__REQUIRED WORK__
From the entries that follow, pick out all lines holding "YEAR".

[start DATA EXTRACT]

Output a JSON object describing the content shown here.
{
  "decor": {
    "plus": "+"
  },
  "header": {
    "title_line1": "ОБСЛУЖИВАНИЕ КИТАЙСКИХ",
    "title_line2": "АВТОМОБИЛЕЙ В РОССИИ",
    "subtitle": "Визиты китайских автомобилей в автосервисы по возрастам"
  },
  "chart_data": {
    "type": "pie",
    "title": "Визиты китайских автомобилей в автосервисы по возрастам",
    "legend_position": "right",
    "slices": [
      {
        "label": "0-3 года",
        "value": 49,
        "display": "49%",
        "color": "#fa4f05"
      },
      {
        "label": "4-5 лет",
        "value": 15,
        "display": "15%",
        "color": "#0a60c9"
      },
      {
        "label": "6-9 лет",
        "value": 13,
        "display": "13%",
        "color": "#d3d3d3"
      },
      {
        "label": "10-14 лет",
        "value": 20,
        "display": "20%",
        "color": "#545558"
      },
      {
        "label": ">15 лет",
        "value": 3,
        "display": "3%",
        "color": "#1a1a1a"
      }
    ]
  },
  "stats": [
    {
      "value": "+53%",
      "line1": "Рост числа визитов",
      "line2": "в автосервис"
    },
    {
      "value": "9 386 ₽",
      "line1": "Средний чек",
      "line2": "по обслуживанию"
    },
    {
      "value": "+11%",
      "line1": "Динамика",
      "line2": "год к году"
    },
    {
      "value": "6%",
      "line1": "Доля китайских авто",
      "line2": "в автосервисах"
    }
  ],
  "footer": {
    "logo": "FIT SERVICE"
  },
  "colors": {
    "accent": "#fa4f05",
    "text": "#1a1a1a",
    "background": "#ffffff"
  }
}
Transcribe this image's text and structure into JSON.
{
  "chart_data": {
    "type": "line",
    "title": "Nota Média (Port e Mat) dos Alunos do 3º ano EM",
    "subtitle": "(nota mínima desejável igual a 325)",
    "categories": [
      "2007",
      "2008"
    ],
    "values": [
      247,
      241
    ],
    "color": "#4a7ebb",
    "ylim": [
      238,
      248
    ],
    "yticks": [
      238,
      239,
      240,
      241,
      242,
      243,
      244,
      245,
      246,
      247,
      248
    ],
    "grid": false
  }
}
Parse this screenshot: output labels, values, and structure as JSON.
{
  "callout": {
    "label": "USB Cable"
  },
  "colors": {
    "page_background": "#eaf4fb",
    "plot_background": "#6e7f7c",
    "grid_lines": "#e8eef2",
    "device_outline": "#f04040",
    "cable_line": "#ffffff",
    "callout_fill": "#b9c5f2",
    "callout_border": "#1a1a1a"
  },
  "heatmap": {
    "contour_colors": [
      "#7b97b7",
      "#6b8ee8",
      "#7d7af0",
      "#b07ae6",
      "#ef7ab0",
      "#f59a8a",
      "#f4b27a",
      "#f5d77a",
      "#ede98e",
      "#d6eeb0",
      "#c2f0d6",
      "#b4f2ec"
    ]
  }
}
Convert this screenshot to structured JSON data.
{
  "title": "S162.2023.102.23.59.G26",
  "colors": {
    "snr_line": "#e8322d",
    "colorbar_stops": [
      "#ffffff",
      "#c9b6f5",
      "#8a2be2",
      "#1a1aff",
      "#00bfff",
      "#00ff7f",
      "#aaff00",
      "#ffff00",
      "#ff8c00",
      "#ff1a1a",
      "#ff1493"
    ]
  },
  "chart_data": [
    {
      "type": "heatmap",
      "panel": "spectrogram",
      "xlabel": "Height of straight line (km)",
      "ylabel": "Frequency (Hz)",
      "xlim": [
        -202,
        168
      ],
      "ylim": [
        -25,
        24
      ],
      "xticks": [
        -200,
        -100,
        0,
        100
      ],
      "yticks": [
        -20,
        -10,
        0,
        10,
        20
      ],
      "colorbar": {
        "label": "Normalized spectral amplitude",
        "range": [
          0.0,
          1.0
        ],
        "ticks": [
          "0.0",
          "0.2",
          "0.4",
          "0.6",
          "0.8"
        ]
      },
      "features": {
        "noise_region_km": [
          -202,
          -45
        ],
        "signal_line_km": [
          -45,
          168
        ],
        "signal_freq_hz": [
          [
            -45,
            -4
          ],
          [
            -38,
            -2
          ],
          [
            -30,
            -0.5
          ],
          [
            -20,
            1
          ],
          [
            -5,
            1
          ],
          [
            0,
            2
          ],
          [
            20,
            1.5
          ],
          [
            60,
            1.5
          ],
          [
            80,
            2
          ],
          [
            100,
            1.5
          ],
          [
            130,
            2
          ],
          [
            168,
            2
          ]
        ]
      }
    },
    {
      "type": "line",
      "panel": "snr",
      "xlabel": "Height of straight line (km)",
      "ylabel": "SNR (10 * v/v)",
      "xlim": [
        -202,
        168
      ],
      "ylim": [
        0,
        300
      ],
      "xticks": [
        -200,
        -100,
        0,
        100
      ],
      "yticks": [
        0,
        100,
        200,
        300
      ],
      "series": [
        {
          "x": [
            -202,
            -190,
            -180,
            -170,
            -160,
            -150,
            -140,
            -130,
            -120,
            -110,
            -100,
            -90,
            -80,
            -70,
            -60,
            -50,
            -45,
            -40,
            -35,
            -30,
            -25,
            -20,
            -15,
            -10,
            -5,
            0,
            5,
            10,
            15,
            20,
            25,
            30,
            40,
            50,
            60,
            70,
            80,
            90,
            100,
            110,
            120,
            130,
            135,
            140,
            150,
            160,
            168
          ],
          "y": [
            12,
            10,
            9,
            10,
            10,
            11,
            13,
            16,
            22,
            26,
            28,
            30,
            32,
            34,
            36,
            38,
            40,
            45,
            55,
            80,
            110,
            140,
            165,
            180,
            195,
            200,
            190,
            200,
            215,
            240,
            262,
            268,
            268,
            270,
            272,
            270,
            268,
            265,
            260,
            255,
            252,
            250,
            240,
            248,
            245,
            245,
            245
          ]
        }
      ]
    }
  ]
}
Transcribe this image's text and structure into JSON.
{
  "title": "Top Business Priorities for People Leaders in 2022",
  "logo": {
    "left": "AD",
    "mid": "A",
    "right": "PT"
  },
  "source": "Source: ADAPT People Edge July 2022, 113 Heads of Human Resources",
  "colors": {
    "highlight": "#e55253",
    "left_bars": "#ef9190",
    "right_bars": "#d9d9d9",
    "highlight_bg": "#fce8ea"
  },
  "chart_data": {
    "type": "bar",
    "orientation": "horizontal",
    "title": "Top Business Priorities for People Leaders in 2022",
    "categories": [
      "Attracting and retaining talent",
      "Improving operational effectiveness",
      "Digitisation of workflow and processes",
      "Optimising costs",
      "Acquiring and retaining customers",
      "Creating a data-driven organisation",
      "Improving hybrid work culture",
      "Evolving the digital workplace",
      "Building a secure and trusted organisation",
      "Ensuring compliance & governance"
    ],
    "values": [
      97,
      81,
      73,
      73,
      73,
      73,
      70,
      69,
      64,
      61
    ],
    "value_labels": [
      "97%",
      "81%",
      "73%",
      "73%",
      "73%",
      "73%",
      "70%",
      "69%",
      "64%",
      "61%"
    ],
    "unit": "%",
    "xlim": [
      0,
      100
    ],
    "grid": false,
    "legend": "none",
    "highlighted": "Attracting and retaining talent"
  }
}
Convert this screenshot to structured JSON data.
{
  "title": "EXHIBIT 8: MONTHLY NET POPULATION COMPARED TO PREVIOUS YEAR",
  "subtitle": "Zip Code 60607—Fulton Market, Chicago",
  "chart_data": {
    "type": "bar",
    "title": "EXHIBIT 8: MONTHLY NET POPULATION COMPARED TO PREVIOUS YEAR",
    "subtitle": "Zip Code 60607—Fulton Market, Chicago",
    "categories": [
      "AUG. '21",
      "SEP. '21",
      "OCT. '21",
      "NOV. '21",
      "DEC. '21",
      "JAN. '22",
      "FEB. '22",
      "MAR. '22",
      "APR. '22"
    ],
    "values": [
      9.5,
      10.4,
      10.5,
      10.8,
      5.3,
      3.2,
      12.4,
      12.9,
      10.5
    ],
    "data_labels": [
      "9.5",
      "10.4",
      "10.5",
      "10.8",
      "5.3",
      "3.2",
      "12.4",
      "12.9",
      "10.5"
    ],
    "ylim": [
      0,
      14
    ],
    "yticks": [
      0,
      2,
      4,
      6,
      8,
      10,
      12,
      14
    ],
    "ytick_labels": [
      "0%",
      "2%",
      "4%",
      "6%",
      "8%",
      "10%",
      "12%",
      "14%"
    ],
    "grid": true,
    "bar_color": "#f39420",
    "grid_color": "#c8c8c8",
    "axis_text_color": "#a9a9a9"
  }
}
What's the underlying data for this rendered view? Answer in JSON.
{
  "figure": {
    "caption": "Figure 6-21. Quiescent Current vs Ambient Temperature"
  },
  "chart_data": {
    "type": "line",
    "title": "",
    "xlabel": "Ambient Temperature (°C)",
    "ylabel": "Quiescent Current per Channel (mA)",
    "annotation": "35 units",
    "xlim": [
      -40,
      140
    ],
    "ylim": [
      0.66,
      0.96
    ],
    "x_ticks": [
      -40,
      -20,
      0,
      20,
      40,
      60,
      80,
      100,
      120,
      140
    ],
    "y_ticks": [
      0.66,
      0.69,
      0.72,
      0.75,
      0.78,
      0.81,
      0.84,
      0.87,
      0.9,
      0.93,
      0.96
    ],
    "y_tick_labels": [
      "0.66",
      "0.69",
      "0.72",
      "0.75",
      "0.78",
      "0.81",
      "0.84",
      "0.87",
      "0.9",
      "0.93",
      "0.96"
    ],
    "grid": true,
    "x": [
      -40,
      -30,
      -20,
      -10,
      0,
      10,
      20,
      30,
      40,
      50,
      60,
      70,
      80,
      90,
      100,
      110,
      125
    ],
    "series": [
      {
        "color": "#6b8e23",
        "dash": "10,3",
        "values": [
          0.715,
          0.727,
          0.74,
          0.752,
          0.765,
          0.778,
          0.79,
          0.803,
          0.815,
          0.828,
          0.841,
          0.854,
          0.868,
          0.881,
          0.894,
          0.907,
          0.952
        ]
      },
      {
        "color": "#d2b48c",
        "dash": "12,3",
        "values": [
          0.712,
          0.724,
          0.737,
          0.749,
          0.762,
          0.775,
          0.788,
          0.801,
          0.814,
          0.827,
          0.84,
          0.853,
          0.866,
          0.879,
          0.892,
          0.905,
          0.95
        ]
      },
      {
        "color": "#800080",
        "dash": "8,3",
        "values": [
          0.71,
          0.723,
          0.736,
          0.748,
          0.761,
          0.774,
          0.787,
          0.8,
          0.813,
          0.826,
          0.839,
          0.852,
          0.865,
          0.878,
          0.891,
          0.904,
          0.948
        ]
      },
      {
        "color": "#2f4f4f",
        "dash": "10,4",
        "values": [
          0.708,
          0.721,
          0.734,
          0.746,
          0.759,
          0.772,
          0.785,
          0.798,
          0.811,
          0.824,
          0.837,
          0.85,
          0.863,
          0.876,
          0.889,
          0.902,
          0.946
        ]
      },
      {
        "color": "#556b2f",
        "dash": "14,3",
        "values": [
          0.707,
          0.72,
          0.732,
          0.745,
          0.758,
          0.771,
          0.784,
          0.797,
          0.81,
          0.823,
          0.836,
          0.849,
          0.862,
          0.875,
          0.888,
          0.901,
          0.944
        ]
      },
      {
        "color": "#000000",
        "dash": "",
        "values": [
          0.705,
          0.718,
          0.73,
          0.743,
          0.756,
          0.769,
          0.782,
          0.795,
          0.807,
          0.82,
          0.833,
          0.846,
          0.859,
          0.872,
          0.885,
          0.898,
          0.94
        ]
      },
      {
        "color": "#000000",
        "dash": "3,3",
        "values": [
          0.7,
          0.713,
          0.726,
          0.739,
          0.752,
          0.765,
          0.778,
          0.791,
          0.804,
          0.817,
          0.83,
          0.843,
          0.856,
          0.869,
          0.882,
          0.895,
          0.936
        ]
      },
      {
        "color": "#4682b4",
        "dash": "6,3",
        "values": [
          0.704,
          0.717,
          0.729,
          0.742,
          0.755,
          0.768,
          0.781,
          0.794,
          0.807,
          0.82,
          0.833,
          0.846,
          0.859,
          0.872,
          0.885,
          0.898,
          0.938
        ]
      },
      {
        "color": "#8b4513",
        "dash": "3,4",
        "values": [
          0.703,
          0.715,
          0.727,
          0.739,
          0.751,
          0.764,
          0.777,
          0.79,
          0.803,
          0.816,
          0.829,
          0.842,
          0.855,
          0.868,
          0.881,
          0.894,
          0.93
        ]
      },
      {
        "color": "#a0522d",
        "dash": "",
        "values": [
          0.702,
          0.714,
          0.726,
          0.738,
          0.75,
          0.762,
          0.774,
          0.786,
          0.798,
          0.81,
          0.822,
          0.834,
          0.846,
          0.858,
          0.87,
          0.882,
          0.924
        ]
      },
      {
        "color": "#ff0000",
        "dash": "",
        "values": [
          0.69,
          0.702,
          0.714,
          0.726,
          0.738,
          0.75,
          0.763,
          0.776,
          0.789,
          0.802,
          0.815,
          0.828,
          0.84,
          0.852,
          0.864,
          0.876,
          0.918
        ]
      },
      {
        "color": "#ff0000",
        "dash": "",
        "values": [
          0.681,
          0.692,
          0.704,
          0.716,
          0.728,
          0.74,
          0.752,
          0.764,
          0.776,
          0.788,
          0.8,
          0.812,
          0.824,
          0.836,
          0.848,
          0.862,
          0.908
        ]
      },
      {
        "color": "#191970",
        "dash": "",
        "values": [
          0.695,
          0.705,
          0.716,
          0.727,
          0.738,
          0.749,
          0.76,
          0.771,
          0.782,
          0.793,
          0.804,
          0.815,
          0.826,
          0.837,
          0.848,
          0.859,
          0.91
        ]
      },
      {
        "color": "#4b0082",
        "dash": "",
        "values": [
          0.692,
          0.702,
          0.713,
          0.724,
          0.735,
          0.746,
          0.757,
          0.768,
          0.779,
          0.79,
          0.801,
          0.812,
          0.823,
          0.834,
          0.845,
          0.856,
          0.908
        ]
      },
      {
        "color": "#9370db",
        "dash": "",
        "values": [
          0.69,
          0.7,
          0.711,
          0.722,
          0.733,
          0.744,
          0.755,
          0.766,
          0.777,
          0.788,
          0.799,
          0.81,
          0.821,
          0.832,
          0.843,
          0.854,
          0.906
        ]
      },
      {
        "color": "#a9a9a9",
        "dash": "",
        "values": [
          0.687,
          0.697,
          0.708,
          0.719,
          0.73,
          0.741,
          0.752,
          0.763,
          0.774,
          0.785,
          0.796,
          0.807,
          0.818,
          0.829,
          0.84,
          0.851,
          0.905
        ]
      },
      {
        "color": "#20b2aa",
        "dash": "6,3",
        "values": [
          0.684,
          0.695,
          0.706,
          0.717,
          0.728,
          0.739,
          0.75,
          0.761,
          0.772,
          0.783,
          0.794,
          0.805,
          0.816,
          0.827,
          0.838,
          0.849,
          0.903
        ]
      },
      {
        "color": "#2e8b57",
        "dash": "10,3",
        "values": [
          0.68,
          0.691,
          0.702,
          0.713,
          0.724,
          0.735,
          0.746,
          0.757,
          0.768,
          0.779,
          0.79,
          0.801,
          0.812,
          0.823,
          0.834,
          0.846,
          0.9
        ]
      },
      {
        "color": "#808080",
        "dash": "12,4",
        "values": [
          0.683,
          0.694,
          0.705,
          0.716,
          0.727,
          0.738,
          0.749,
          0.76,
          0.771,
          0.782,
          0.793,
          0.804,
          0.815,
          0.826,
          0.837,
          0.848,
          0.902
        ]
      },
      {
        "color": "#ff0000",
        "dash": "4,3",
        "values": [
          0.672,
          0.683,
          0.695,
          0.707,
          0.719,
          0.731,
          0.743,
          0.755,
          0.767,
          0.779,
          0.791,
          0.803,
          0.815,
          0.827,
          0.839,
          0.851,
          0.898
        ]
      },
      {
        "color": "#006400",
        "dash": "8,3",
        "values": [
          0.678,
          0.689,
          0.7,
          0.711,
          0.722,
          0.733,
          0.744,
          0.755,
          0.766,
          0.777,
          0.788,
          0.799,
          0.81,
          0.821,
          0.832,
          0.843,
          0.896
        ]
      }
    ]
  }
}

[end DATA EXTRACT]

__SOLUTION FOR THIS TASK__
  "title": "EXHIBIT 8: MONTHLY NET POPULATION COMPARED TO PREVIOUS YEAR",
    "title": "EXHIBIT 8: MONTHLY NET POPULATION COMPARED TO PREVIOUS YEAR",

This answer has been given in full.